Count lines, not occurrences: give the number of lines holding the word "Magnitude", and nothing besides.

======

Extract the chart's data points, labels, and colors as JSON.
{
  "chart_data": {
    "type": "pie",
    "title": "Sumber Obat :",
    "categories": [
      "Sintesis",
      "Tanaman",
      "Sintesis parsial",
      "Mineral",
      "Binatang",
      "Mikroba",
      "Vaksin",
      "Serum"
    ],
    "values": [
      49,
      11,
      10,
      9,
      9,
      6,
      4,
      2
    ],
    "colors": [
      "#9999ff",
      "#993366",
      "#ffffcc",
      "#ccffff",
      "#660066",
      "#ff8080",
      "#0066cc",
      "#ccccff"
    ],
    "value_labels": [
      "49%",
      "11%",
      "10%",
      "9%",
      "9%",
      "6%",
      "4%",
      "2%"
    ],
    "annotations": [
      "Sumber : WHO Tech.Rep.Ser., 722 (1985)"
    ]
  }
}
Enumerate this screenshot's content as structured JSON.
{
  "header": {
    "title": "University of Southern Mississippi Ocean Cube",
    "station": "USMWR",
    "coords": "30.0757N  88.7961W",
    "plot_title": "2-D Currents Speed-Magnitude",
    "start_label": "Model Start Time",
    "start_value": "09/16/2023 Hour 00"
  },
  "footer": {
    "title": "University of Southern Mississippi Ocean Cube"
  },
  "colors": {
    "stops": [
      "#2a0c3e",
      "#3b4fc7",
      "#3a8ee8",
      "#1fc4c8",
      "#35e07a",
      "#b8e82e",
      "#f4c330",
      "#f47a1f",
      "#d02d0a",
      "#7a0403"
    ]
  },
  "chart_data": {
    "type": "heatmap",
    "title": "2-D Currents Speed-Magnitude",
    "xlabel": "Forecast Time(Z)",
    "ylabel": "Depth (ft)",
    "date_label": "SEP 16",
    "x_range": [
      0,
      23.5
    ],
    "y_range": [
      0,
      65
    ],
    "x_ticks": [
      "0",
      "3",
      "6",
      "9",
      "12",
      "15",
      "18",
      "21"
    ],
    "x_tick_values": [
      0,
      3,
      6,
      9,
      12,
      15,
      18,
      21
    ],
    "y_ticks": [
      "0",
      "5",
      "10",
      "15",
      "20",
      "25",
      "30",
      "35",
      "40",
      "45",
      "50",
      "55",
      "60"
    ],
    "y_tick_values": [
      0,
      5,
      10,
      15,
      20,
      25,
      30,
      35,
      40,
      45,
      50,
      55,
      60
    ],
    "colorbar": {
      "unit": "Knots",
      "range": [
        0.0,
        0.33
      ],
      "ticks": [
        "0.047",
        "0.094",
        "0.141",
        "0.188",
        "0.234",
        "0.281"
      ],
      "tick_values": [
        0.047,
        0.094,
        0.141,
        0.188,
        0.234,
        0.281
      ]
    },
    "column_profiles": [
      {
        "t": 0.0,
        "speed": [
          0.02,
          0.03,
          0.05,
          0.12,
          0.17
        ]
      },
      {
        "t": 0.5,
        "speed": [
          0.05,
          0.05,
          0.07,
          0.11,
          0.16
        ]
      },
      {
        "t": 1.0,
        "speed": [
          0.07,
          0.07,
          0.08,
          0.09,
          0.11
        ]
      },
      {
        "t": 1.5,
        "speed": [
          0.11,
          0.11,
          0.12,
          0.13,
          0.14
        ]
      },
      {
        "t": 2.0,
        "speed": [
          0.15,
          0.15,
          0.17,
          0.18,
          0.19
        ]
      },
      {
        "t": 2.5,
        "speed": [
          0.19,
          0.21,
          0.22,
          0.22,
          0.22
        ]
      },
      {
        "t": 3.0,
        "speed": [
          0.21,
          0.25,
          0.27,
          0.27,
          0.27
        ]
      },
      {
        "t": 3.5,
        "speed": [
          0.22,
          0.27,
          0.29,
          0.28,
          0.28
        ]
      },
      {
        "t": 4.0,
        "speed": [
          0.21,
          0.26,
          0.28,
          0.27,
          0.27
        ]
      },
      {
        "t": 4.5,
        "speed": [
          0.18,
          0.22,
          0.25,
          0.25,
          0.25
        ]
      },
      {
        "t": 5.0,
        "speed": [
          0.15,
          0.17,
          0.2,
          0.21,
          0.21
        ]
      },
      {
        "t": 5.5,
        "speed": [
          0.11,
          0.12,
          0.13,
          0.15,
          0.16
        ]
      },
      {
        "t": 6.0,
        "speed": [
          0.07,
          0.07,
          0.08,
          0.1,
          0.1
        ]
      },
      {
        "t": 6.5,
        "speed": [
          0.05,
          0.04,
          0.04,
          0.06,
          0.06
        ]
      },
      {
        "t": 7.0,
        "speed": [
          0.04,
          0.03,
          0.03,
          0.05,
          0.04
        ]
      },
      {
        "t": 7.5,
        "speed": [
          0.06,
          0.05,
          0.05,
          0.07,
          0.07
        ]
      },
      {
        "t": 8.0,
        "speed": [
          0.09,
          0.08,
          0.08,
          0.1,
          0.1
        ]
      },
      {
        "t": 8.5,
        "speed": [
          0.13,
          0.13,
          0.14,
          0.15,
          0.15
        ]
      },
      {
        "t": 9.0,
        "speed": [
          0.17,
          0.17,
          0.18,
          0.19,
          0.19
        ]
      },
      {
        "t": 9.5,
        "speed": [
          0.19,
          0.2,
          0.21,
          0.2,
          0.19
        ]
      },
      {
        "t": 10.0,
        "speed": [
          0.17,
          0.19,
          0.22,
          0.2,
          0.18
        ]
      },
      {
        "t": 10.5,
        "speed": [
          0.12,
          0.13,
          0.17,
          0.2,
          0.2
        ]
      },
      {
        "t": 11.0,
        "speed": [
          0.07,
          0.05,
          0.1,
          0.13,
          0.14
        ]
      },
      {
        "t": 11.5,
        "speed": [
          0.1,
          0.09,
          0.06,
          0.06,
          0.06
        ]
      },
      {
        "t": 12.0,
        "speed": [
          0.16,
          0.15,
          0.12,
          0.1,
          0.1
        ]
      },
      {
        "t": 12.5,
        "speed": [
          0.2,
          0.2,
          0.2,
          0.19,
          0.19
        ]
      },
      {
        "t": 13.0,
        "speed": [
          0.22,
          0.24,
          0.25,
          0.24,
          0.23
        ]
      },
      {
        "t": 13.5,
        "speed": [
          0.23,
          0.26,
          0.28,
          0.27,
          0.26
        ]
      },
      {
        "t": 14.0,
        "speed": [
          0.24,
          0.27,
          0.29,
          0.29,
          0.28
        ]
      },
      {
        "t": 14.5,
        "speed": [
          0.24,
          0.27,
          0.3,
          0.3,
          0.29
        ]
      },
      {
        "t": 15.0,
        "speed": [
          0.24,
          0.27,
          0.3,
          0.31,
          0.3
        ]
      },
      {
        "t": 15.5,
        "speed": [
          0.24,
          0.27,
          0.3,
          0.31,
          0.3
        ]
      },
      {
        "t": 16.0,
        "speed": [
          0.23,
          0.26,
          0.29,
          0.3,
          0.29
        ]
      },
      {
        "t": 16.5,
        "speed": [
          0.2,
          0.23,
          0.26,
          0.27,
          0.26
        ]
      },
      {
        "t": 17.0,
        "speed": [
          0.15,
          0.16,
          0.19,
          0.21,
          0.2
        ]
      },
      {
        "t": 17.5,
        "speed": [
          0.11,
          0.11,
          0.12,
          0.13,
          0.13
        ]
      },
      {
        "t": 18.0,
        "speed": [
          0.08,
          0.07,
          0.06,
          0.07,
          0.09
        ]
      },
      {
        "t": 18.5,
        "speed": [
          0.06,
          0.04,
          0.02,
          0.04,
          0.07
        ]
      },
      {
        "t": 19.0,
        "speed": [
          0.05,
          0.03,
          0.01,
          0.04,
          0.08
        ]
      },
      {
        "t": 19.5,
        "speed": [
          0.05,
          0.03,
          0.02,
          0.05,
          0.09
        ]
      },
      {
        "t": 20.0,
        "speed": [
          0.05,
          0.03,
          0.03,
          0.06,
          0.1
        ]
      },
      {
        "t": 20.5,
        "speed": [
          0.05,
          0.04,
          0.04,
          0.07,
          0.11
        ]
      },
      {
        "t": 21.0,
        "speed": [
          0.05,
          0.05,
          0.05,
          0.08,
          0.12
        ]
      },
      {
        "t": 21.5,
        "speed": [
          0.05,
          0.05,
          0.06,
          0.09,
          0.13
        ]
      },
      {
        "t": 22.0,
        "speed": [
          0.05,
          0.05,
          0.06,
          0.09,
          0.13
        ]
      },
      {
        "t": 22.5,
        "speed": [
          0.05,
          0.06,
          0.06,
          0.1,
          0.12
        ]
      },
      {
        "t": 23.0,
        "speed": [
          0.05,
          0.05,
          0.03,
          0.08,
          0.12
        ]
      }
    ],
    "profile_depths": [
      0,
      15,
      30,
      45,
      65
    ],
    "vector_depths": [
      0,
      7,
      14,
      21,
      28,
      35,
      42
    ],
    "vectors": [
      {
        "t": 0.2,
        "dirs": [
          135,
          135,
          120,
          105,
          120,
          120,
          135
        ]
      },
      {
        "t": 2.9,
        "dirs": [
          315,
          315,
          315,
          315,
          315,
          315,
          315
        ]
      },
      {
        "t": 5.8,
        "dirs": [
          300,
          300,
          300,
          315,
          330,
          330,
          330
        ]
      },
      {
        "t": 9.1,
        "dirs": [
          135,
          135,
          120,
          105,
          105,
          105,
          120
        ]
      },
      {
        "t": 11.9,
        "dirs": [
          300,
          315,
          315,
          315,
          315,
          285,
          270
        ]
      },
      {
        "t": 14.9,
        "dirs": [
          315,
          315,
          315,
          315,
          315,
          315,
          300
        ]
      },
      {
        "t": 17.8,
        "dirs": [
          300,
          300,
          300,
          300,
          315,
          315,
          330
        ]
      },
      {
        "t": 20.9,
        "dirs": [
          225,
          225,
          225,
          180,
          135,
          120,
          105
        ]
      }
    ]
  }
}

======

* _Output of the task_
2